Look through the listing below and give the number of lines that hold "JSON". Say nothing more.

##### Data to use

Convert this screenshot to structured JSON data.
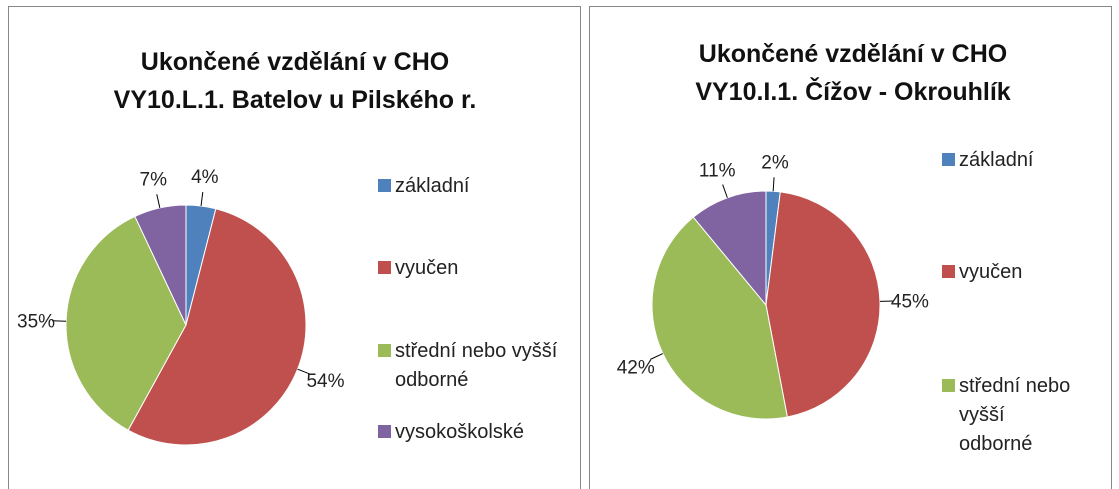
{
  "chart_data": [
    {
      "type": "pie",
      "title": [
        "Ukončené vzdělání v CHO",
        "VY10.L.1. Batelov  u Pilského r."
      ],
      "categories": [
        "základní",
        "vyučen",
        "střední nebo vyšší odborné",
        "vysokoškolské"
      ],
      "values": [
        4,
        54,
        35,
        7
      ],
      "value_labels": [
        "4%",
        "54%",
        "35%",
        "7%"
      ],
      "colors": [
        "#4f81bd",
        "#c0504d",
        "#9bbb59",
        "#8064a2"
      ],
      "legend": "right"
    },
    {
      "type": "pie",
      "title": [
        "Ukončené vzdělání v CHO",
        "VY10.I.1. Čížov - Okrouhlík"
      ],
      "categories": [
        "základní",
        "vyučen",
        "střední nebo vyšší odborné",
        null
      ],
      "values": [
        2,
        45,
        42,
        11
      ],
      "value_labels": [
        "2%",
        "45%",
        "42%",
        "11%"
      ],
      "colors": [
        "#4f81bd",
        "#c0504d",
        "#9bbb59",
        "#8064a2"
      ],
      "legend": "right"
    }
  ]
}
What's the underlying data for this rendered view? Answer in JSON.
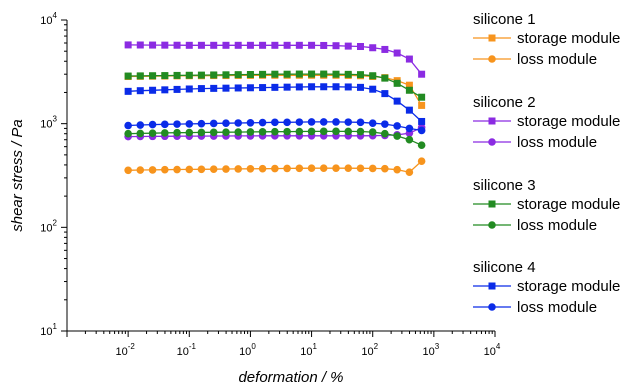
{
  "chart_data": {
    "type": "line",
    "xlabel": "deformation / %",
    "ylabel": "shear stress / Pa",
    "xscale": "log",
    "yscale": "log",
    "xlim": [
      0.001,
      10000
    ],
    "ylim": [
      10,
      10000
    ],
    "grid": false,
    "legend_position": "right",
    "x_ticks": [
      {
        "base": "10",
        "exp": "-2",
        "value": 0.01
      },
      {
        "base": "10",
        "exp": "-1",
        "value": 0.1
      },
      {
        "base": "10",
        "exp": "0",
        "value": 1
      },
      {
        "base": "10",
        "exp": "1",
        "value": 10
      },
      {
        "base": "10",
        "exp": "2",
        "value": 100
      },
      {
        "base": "10",
        "exp": "3",
        "value": 1000
      },
      {
        "base": "10",
        "exp": "4",
        "value": 10000
      }
    ],
    "y_ticks": [
      {
        "base": "10",
        "exp": "1",
        "value": 10
      },
      {
        "base": "10",
        "exp": "2",
        "value": 100
      },
      {
        "base": "10",
        "exp": "3",
        "value": 1000
      },
      {
        "base": "10",
        "exp": "4",
        "value": 10000
      }
    ],
    "x": [
      0.01,
      0.0158,
      0.0251,
      0.0398,
      0.0631,
      0.1,
      0.158,
      0.251,
      0.398,
      0.631,
      1,
      1.58,
      2.51,
      3.98,
      6.31,
      10,
      15.8,
      25.1,
      39.8,
      63.1,
      100,
      158,
      251,
      398,
      631
    ],
    "groups": [
      {
        "title": "silicone 1",
        "color": "#F7941D",
        "series": [
          {
            "name": "storage module",
            "marker": "square",
            "x": [
              0.01,
              0.0158,
              0.0251,
              0.0398,
              0.0631,
              0.1,
              0.158,
              0.251,
              0.398,
              0.631,
              1,
              1.58,
              2.51,
              3.98,
              6.31,
              10,
              15.8,
              25.1,
              39.8,
              63.1,
              100,
              158,
              251,
              398,
              631
            ],
            "values": [
              2850,
              2860,
              2870,
              2880,
              2890,
              2900,
              2900,
              2910,
              2910,
              2920,
              2920,
              2930,
              2930,
              2930,
              2930,
              2930,
              2930,
              2930,
              2920,
              2900,
              2850,
              2780,
              2600,
              2350,
              1500
            ]
          },
          {
            "name": "loss module",
            "marker": "circle",
            "x": [
              0.01,
              0.0158,
              0.0251,
              0.0398,
              0.0631,
              0.1,
              0.158,
              0.251,
              0.398,
              0.631,
              1,
              1.58,
              2.51,
              3.98,
              6.31,
              10,
              15.8,
              25.1,
              39.8,
              63.1,
              100,
              158,
              251,
              398,
              631
            ],
            "values": [
              355,
              357,
              358,
              360,
              361,
              362,
              363,
              364,
              365,
              366,
              367,
              368,
              369,
              370,
              371,
              372,
              372,
              372,
              372,
              371,
              370,
              368,
              360,
              340,
              435
            ]
          }
        ]
      },
      {
        "title": "silicone 2",
        "color": "#8B2BE2",
        "series": [
          {
            "name": "storage module",
            "marker": "square",
            "x": [
              0.01,
              0.0158,
              0.0251,
              0.0398,
              0.0631,
              0.1,
              0.158,
              0.251,
              0.398,
              0.631,
              1,
              1.58,
              2.51,
              3.98,
              6.31,
              10,
              15.8,
              25.1,
              39.8,
              63.1,
              100,
              158,
              251,
              398,
              631
            ],
            "values": [
              5750,
              5740,
              5730,
              5720,
              5710,
              5700,
              5700,
              5700,
              5700,
              5700,
              5700,
              5700,
              5700,
              5700,
              5700,
              5700,
              5680,
              5650,
              5600,
              5550,
              5400,
              5200,
              4800,
              4200,
              3000
            ]
          },
          {
            "name": "loss module",
            "marker": "circle",
            "x": [
              0.01,
              0.0158,
              0.0251,
              0.0398,
              0.0631,
              0.1,
              0.158,
              0.251,
              0.398,
              0.631,
              1,
              1.58,
              2.51,
              3.98,
              6.31,
              10,
              15.8,
              25.1,
              39.8,
              63.1,
              100,
              158,
              251,
              398,
              631
            ],
            "values": [
              750,
              752,
              754,
              756,
              757,
              758,
              759,
              760,
              761,
              762,
              762,
              763,
              763,
              764,
              764,
              764,
              764,
              764,
              764,
              764,
              765,
              770,
              780,
              810,
              920
            ]
          }
        ]
      },
      {
        "title": "silicone 3",
        "color": "#228B22",
        "series": [
          {
            "name": "storage module",
            "marker": "square",
            "x": [
              0.01,
              0.0158,
              0.0251,
              0.0398,
              0.0631,
              0.1,
              0.158,
              0.251,
              0.398,
              0.631,
              1,
              1.58,
              2.51,
              3.98,
              6.31,
              10,
              15.8,
              25.1,
              39.8,
              63.1,
              100,
              158,
              251,
              398,
              631
            ],
            "values": [
              2880,
              2890,
              2900,
              2910,
              2920,
              2930,
              2940,
              2950,
              2960,
              2970,
              2980,
              2990,
              3000,
              3000,
              3010,
              3010,
              3010,
              3000,
              2990,
              2970,
              2900,
              2750,
              2450,
              2100,
              1800
            ]
          },
          {
            "name": "loss module",
            "marker": "circle",
            "x": [
              0.01,
              0.0158,
              0.0251,
              0.0398,
              0.0631,
              0.1,
              0.158,
              0.251,
              0.398,
              0.631,
              1,
              1.58,
              2.51,
              3.98,
              6.31,
              10,
              15.8,
              25.1,
              39.8,
              63.1,
              100,
              158,
              251,
              398,
              631
            ],
            "values": [
              800,
              805,
              810,
              815,
              818,
              820,
              823,
              826,
              828,
              830,
              832,
              834,
              836,
              838,
              840,
              842,
              843,
              843,
              842,
              840,
              830,
              800,
              760,
              700,
              620
            ]
          }
        ]
      },
      {
        "title": "silicone 4",
        "color": "#0A2BE8",
        "series": [
          {
            "name": "storage module",
            "marker": "square",
            "x": [
              0.01,
              0.0158,
              0.0251,
              0.0398,
              0.0631,
              0.1,
              0.158,
              0.251,
              0.398,
              0.631,
              1,
              1.58,
              2.51,
              3.98,
              6.31,
              10,
              15.8,
              25.1,
              39.8,
              63.1,
              100,
              158,
              251,
              398,
              631
            ],
            "values": [
              2050,
              2080,
              2100,
              2120,
              2140,
              2160,
              2180,
              2190,
              2200,
              2210,
              2220,
              2230,
              2240,
              2250,
              2260,
              2270,
              2270,
              2270,
              2260,
              2240,
              2150,
              1950,
              1650,
              1350,
              1050
            ]
          },
          {
            "name": "loss module",
            "marker": "circle",
            "x": [
              0.01,
              0.0158,
              0.0251,
              0.0398,
              0.0631,
              0.1,
              0.158,
              0.251,
              0.398,
              0.631,
              1,
              1.58,
              2.51,
              3.98,
              6.31,
              10,
              15.8,
              25.1,
              39.8,
              63.1,
              100,
              158,
              251,
              398,
              631
            ],
            "values": [
              960,
              970,
              980,
              985,
              990,
              995,
              1000,
              1005,
              1010,
              1015,
              1020,
              1025,
              1030,
              1030,
              1035,
              1040,
              1040,
              1040,
              1035,
              1030,
              1010,
              990,
              950,
              900,
              860
            ]
          }
        ]
      }
    ]
  }
}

##########

_Full answer_
2